» DATA IN THIS EXERCISE:
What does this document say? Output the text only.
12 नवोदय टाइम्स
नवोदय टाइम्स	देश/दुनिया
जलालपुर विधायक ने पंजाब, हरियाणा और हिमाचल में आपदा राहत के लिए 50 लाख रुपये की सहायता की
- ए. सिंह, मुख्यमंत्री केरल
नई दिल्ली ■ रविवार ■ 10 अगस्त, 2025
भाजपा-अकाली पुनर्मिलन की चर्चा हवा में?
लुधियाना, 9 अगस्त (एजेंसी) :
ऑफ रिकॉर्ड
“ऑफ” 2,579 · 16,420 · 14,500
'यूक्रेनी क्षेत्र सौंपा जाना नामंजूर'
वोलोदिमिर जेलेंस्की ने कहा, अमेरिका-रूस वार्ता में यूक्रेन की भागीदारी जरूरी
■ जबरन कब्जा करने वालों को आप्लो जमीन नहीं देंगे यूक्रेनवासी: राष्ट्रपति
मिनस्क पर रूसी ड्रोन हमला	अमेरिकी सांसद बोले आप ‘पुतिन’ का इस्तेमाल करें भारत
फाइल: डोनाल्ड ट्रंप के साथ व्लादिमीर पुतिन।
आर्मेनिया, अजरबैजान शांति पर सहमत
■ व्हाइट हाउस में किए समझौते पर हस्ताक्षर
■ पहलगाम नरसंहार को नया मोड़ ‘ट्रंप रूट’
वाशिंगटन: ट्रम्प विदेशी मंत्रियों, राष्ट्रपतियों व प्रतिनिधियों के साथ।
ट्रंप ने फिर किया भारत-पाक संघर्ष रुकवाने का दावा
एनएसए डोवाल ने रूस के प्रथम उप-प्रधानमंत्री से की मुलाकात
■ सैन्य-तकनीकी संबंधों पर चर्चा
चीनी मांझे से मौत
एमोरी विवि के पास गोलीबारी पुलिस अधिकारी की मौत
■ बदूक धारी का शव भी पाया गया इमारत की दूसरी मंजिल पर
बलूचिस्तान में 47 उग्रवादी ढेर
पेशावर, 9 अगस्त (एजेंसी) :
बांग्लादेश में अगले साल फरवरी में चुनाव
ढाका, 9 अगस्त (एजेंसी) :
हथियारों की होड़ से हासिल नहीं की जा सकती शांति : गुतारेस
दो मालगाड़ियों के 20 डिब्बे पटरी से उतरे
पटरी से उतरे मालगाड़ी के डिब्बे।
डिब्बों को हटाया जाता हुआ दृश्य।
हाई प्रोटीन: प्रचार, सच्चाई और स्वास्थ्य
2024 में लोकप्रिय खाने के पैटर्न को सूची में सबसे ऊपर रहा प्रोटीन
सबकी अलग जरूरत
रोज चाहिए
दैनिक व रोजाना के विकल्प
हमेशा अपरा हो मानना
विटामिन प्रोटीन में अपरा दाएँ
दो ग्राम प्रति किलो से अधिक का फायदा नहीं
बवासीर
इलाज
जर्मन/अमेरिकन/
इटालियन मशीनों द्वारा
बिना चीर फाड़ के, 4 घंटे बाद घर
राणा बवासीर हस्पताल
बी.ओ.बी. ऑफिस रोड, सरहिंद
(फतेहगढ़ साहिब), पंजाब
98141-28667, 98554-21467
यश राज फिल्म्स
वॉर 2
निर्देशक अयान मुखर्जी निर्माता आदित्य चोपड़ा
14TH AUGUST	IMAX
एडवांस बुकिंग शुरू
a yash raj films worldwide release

» WHAT YOU HAVE TO DO: Copy out each line exactly as written.

» ANSWER FOR THE TASK:
What does this document say? Output the text only.
12 नवोदय टाइम्स
नवोदय टाइम्स	देश/दुनिया
जलालपुर विधायक ने पंजाब, हरियाणा और हिमाचल में आपदा राहत के लिए 50 लाख रुपये की सहायता की
- ए. सिंह, मुख्यमंत्री केरल
नई दिल्ली ■ रविवार ■ 10 अगस्त, 2025
भाजपा-अकाली पुनर्मिलन की चर्चा हवा में?
लुधियाना, 9 अगस्त (एजेंसी) :
ऑफ रिकॉर्ड
“ऑफ” 2,579 · 16,420 · 14,500
'यूक्रेनी क्षेत्र सौंपा जाना नामंजूर'
वोलोदिमिर जेलेंस्की ने कहा, अमेरिका-रूस वार्ता में यूक्रेन की भागीदारी जरूरी
■ जबरन कब्जा करने वालों को आप्लो जमीन नहीं देंगे यूक्रेनवासी: राष्ट्रपति
मिनस्क पर रूसी ड्रोन हमला	अमेरिकी सांसद बोले आप ‘पुतिन’ का इस्तेमाल करें भारत
फाइल: डोनाल्ड ट्रंप के साथ व्लादिमीर पुतिन।
आर्मेनिया, अजरबैजान शांति पर सहमत
■ व्हाइट हाउस में किए समझौते पर हस्ताक्षर
■ पहलगाम नरसंहार को नया मोड़ ‘ट्रंप रूट’
वाशिंगटन: ट्रम्प विदेशी मंत्रियों, राष्ट्रपतियों व प्रतिनिधियों के साथ।
ट्रंप ने फिर किया भारत-पाक संघर्ष रुकवाने का दावा
एनएसए डोवाल ने रूस के प्रथम उप-प्रधानमंत्री से की मुलाकात
■ सैन्य-तकनीकी संबंधों पर चर्चा
चीनी मांझे से मौत
एमोरी विवि के पास गोलीबारी पुलिस अधिकारी की मौत
■ बदूक धारी का शव भी पाया गया इमारत की दूसरी मंजिल पर
बलूचिस्तान में 47 उग्रवादी ढेर
पेशावर, 9 अगस्त (एजेंसी) :
बांग्लादेश में अगले साल फरवरी में चुनाव
ढाका, 9 अगस्त (एजेंसी) :
हथियारों की होड़ से हासिल नहीं की जा सकती शांति : गुतारेस
दो मालगाड़ियों के 20 डिब्बे पटरी से उतरे
पटरी से उतरे मालगाड़ी के डिब्बे।
डिब्बों को हटाया जाता हुआ दृश्य।
हाई प्रोटीन: प्रचार, सच्चाई और स्वास्थ्य
2024 में लोकप्रिय खाने के पैटर्न को सूची में सबसे ऊपर रहा प्रोटीन
सबकी अलग जरूरत
रोज चाहिए
दैनिक व रोजाना के विकल्प
हमेशा अपरा हो मानना
विटामिन प्रोटीन में अपरा दाएँ
दो ग्राम प्रति किलो से अधिक का फायदा नहीं
बवासीर
इलाज
जर्मन/अमेरिकन/
इटालियन मशीनों द्वारा
बिना चीर फाड़ के, 4 घंटे बाद घर
राणा बवासीर हस्पताल
बी.ओ.बी. ऑफिस रोड, सरहिंद
(फतेहगढ़ साहिब), पंजाब
98141-28667, 98554-21467
यश राज फिल्म्स
वॉर 2
निर्देशक अयान मुखर्जी निर्माता आदित्य चोपड़ा
14TH AUGUST	IMAX
एडवांस बुकिंग शुरू
a yash raj films worldwide release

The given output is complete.